Source data:
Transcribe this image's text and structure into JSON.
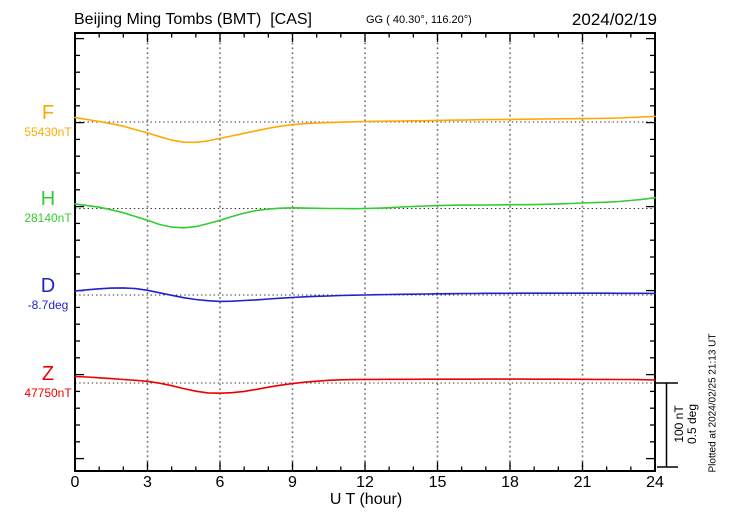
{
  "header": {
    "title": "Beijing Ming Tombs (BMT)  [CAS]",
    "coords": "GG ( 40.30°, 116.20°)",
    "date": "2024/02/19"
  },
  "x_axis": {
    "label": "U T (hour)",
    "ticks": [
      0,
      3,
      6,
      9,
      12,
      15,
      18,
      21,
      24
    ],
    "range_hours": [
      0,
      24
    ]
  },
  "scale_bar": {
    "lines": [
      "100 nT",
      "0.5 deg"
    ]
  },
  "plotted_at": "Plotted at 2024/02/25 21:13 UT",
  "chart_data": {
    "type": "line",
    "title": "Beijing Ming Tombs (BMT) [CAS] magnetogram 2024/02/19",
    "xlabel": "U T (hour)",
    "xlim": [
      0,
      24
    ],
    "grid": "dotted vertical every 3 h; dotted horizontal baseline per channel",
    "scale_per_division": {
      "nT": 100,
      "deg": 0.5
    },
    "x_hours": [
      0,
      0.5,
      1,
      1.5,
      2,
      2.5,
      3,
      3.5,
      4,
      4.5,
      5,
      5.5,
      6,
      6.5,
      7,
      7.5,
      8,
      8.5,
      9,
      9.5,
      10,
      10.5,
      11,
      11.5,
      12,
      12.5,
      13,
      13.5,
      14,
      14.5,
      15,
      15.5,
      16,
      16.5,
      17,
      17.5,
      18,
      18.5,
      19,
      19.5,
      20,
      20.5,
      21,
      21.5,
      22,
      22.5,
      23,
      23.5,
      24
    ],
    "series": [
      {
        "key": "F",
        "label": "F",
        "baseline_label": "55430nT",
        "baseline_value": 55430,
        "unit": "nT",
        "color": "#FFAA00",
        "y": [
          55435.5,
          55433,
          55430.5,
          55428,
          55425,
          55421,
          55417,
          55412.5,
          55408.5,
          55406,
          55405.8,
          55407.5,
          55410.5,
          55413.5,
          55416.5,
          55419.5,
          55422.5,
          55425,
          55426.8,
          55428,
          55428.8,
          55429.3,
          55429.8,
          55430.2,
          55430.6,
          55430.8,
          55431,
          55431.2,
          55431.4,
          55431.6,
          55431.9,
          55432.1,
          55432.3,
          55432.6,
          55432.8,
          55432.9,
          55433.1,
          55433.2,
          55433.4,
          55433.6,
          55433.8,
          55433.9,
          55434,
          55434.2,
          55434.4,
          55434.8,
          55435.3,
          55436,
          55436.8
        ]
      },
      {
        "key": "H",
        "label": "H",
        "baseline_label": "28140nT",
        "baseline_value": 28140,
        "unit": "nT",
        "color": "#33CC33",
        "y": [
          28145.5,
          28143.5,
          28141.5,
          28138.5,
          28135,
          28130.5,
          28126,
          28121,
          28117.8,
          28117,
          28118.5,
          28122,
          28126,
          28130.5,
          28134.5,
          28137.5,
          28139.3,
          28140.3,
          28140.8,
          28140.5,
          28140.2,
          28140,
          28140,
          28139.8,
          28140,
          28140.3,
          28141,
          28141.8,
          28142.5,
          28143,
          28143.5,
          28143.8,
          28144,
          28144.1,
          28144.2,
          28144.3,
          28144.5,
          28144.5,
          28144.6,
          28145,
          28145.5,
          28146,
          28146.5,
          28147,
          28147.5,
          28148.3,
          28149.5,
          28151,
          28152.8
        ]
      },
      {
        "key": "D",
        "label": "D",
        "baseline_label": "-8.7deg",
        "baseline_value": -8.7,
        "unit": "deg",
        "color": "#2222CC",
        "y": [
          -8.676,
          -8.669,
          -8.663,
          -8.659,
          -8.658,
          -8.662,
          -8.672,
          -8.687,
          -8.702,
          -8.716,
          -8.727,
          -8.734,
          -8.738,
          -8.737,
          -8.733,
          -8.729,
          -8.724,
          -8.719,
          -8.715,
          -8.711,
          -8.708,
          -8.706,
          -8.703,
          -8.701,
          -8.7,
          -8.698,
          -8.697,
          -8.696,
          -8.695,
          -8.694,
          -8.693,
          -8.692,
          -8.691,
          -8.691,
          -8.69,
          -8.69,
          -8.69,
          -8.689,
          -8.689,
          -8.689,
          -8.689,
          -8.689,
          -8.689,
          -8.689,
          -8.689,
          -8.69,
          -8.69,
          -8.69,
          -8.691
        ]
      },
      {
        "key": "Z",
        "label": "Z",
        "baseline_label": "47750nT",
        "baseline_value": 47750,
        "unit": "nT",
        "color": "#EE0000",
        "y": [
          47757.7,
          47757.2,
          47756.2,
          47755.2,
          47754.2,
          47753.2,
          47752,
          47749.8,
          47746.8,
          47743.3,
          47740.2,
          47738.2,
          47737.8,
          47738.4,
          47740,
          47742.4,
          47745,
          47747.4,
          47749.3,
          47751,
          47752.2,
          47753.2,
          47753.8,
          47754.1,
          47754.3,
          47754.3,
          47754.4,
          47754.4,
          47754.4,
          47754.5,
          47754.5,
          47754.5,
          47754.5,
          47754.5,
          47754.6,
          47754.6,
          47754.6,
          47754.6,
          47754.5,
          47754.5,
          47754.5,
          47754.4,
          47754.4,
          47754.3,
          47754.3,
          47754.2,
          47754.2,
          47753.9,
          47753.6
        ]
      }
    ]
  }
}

---

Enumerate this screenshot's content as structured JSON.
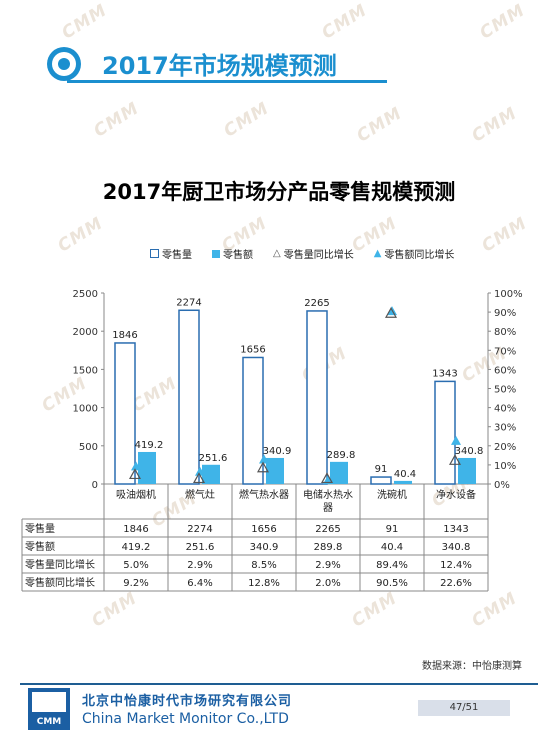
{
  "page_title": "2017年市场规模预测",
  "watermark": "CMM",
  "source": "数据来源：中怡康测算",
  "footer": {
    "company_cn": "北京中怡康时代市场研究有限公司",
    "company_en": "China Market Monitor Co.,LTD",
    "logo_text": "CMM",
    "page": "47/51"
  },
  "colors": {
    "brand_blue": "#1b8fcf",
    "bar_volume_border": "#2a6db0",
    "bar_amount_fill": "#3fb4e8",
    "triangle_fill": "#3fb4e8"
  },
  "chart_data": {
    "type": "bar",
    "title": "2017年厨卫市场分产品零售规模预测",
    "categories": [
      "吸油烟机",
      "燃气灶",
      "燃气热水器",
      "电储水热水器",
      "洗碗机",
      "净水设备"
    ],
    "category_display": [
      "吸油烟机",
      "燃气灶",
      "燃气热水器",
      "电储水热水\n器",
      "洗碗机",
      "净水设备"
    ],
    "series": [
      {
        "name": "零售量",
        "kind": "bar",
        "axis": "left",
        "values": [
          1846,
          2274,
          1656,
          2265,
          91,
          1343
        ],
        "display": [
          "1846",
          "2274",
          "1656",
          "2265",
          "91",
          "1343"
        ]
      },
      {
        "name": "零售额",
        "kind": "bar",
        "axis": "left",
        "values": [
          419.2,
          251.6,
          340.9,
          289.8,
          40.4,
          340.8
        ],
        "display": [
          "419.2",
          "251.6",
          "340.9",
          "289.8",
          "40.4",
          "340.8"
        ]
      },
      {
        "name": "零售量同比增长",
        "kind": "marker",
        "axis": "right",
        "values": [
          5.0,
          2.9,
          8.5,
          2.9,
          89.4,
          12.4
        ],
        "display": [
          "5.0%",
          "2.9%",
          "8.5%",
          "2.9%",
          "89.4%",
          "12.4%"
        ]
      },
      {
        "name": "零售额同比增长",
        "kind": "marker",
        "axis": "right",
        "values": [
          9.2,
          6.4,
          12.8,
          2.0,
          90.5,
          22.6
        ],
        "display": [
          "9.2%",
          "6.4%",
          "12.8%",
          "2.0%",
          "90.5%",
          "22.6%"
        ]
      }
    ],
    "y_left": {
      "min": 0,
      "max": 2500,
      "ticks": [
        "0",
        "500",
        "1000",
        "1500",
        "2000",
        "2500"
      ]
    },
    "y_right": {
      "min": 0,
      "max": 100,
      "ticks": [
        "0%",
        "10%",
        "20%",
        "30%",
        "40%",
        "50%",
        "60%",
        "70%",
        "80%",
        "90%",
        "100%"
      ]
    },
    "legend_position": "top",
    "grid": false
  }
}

__EXERCISE GOAL__
The answer is a single number: how many lines include the word "this"?

__WRITTEN ANSWER__
2